··· RECORDS SUPPLIED

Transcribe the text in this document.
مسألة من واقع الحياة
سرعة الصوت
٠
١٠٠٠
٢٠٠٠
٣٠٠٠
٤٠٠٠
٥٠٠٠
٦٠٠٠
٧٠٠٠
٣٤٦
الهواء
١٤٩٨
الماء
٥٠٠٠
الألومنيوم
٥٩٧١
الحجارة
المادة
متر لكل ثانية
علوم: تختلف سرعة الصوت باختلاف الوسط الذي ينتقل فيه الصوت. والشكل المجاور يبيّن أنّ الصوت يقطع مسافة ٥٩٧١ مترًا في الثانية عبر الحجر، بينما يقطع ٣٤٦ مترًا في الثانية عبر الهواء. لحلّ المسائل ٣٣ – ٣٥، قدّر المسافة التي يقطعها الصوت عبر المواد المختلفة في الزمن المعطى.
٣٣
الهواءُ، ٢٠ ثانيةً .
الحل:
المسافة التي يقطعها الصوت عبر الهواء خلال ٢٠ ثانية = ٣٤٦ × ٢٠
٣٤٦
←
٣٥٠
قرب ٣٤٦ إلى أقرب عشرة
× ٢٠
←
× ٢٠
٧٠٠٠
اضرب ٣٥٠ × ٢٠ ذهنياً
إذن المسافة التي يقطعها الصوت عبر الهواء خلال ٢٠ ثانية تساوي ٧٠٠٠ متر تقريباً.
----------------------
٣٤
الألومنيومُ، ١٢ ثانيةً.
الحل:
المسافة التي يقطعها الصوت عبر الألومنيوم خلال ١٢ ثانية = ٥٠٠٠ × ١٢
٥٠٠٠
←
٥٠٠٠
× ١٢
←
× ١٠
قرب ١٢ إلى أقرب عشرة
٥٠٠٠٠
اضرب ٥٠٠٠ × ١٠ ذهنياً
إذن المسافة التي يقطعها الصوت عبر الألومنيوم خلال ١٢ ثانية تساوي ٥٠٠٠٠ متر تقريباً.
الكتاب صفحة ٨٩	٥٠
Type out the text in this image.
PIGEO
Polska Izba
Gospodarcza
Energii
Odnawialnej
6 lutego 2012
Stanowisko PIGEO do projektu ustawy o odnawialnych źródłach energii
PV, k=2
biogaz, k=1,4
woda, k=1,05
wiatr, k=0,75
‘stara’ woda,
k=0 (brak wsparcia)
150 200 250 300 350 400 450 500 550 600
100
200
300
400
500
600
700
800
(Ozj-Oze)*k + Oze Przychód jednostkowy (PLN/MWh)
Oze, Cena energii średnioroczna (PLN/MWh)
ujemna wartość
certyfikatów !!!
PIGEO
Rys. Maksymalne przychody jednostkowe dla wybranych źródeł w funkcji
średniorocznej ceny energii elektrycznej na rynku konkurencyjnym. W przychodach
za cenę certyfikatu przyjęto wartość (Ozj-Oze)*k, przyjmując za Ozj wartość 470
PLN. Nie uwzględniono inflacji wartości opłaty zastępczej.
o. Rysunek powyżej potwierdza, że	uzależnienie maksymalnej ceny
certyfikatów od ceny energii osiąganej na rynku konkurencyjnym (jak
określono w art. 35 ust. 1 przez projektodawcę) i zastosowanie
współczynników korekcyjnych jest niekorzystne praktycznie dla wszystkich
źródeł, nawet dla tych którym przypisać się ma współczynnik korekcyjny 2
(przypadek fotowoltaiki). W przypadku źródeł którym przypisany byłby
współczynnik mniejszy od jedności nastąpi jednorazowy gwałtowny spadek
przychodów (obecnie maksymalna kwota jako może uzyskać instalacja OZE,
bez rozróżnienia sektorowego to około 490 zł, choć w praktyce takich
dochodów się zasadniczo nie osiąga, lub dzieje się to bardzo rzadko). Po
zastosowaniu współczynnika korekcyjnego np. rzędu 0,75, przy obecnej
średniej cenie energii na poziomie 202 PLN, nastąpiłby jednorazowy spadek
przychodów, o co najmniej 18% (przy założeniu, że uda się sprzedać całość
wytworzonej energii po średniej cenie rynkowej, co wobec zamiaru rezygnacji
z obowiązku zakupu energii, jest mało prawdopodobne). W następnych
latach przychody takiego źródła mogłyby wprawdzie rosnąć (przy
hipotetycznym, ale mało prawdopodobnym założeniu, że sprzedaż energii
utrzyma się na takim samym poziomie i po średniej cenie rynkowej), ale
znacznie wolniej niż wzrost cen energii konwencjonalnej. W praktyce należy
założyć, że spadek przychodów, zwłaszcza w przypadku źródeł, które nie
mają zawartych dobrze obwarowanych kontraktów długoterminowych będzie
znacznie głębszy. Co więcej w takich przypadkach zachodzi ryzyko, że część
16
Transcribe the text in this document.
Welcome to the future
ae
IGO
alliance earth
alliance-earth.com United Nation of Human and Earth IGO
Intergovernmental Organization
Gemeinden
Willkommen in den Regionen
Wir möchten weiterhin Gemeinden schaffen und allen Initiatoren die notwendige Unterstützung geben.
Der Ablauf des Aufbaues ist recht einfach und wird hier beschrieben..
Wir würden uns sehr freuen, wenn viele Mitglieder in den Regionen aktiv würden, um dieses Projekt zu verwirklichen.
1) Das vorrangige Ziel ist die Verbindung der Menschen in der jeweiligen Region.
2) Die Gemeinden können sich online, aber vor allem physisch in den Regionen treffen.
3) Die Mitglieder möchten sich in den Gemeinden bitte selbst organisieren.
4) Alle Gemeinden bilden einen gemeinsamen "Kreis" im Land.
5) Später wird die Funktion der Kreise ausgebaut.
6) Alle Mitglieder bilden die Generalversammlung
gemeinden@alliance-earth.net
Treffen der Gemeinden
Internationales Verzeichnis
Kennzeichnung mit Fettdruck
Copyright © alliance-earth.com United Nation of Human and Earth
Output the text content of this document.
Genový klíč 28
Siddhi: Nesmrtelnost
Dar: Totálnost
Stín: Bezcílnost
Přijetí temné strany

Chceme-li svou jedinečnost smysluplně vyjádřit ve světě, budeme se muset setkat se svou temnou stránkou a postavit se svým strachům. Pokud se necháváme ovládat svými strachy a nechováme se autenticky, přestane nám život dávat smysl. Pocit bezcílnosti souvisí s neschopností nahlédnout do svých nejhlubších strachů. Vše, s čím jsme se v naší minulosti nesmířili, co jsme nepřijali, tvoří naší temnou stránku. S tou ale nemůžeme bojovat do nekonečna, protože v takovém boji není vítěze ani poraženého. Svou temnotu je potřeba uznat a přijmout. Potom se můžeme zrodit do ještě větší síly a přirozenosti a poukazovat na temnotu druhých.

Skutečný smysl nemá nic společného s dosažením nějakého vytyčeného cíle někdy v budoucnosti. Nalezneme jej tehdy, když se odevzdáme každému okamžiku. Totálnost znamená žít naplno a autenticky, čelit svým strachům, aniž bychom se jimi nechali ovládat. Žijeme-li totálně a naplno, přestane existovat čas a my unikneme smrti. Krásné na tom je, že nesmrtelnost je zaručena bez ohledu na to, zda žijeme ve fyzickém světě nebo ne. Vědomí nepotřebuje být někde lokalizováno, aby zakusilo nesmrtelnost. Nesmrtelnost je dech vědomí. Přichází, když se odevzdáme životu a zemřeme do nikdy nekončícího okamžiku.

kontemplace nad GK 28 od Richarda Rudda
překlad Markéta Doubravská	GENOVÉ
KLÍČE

······

AIM OF THE TASK: Go back to the data above and please quote exactly, and only, the lines from the line with "Output the text content of this document." through its last line.

EXERCISE OUTPUT:
Output the text content of this document.
Genový klíč 28
Siddhi: Nesmrtelnost
Dar: Totálnost
Stín: Bezcílnost
Přijetí temné strany

Chceme-li svou jedinečnost smysluplně vyjádřit ve světě, budeme se muset setkat se svou temnou stránkou a postavit se svým strachům. Pokud se necháváme ovládat svými strachy a nechováme se autenticky, přestane nám život dávat smysl. Pocit bezcílnosti souvisí s neschopností nahlédnout do svých nejhlubších strachů. Vše, s čím jsme se v naší minulosti nesmířili, co jsme nepřijali, tvoří naší temnou stránku. S tou ale nemůžeme bojovat do nekonečna, protože v takovém boji není vítěze ani poraženého. Svou temnotu je potřeba uznat a přijmout. Potom se můžeme zrodit do ještě větší síly a přirozenosti a poukazovat na temnotu druhých.

Skutečný smysl nemá nic společného s dosažením nějakého vytyčeného cíle někdy v budoucnosti. Nalezneme jej tehdy, když se odevzdáme každému okamžiku. Totálnost znamená žít naplno a autenticky, čelit svým strachům, aniž bychom se jimi nechali ovládat. Žijeme-li totálně a naplno, přestane existovat čas a my unikneme smrti. Krásné na tom je, že nesmrtelnost je zaručena bez ohledu na to, zda žijeme ve fyzickém světě nebo ne. Vědomí nepotřebuje být někde lokalizováno, aby zakusilo nesmrtelnost. Nesmrtelnost je dech vědomí. Přichází, když se odevzdáme životu a zemřeme do nikdy nekončícího okamžiku.

kontemplace nad GK 28 od Richarda Rudda
překlad Markéta Doubravská	GENOVÉ
KLÍČE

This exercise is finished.